Request:
Report how many lines in the records hold the string "Додати"; give the number and nothing else.

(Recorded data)
====
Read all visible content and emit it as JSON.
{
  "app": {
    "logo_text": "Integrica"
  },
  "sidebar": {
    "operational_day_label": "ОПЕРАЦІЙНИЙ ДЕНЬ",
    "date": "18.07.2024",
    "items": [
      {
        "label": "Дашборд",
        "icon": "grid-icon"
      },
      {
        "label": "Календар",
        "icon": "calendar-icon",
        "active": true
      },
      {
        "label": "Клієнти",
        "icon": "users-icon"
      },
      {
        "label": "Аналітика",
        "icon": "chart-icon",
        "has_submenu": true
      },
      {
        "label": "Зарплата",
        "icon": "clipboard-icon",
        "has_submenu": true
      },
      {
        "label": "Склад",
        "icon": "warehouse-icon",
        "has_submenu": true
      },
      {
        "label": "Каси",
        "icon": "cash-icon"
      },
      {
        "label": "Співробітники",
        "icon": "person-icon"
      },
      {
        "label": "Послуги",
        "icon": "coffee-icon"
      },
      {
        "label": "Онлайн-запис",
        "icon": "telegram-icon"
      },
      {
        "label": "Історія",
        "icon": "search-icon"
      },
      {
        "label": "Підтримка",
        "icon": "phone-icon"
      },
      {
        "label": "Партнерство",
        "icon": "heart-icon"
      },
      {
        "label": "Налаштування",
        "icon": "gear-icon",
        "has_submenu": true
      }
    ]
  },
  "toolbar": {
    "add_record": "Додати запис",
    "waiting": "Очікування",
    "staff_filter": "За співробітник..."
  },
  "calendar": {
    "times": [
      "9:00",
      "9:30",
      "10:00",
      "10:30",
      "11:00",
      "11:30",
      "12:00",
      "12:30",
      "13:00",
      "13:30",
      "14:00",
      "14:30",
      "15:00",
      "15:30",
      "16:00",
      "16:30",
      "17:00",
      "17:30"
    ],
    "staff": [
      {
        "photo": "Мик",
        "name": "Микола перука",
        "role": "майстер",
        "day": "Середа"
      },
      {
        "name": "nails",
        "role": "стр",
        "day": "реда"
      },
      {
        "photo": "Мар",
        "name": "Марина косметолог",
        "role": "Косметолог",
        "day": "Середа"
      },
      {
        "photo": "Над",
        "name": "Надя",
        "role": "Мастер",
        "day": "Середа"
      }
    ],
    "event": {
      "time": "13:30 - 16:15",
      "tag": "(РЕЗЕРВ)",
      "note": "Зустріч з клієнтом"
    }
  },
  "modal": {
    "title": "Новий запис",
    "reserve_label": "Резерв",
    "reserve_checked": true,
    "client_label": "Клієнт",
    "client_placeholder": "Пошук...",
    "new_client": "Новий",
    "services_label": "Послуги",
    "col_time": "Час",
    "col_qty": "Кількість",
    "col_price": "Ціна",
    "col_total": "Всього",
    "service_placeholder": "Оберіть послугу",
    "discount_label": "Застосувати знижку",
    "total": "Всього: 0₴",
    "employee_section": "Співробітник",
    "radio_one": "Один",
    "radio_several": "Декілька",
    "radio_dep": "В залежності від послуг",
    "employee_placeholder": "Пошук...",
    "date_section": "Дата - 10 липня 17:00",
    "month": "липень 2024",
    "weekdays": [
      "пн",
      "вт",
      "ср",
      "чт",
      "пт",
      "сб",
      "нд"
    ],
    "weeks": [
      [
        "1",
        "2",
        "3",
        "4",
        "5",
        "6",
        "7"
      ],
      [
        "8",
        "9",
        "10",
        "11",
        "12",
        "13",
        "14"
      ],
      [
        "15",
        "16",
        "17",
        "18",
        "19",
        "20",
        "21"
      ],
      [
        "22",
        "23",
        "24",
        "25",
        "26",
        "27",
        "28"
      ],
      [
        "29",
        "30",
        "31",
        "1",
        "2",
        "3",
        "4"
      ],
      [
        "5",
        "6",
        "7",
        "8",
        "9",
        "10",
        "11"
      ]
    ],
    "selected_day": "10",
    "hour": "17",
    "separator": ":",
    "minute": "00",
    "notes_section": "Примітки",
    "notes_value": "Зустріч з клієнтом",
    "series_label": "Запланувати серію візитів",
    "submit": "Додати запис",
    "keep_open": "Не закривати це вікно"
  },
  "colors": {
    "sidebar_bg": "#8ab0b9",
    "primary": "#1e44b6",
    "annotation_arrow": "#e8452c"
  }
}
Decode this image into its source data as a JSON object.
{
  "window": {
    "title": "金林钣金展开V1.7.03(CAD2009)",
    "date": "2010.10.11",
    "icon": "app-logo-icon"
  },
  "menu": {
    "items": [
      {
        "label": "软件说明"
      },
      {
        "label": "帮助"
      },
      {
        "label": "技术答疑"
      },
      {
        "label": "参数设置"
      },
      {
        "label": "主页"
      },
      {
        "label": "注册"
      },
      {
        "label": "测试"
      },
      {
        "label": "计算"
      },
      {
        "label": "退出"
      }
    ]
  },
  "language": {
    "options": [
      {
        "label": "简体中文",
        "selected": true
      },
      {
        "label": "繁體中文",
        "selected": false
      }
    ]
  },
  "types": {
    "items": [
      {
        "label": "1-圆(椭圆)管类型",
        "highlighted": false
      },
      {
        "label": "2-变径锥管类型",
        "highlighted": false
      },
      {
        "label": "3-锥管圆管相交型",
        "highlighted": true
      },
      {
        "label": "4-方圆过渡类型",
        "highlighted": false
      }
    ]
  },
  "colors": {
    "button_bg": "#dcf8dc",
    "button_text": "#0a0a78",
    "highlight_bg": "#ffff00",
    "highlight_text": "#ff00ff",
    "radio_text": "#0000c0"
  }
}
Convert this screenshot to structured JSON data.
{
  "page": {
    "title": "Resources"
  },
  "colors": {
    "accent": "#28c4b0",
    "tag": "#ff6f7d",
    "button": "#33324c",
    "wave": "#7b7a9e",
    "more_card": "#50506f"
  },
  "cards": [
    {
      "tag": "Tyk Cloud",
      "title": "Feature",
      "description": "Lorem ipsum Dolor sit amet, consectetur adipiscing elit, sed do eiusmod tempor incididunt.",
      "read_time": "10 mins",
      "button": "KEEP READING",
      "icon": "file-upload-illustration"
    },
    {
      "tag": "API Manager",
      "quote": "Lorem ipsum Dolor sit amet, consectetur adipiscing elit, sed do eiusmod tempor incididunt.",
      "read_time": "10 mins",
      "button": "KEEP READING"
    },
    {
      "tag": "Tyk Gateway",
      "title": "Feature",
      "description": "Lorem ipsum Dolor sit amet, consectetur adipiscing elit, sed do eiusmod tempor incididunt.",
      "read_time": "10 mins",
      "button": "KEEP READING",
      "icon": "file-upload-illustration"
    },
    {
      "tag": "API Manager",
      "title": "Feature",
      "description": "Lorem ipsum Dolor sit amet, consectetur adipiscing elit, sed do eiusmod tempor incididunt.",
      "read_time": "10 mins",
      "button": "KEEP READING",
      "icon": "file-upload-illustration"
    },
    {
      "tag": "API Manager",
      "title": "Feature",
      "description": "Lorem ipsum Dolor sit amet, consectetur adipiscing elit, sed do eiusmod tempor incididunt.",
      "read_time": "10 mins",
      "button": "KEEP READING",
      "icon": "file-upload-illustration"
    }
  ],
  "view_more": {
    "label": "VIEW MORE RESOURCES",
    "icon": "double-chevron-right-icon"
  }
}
====
Answer to the problem:
2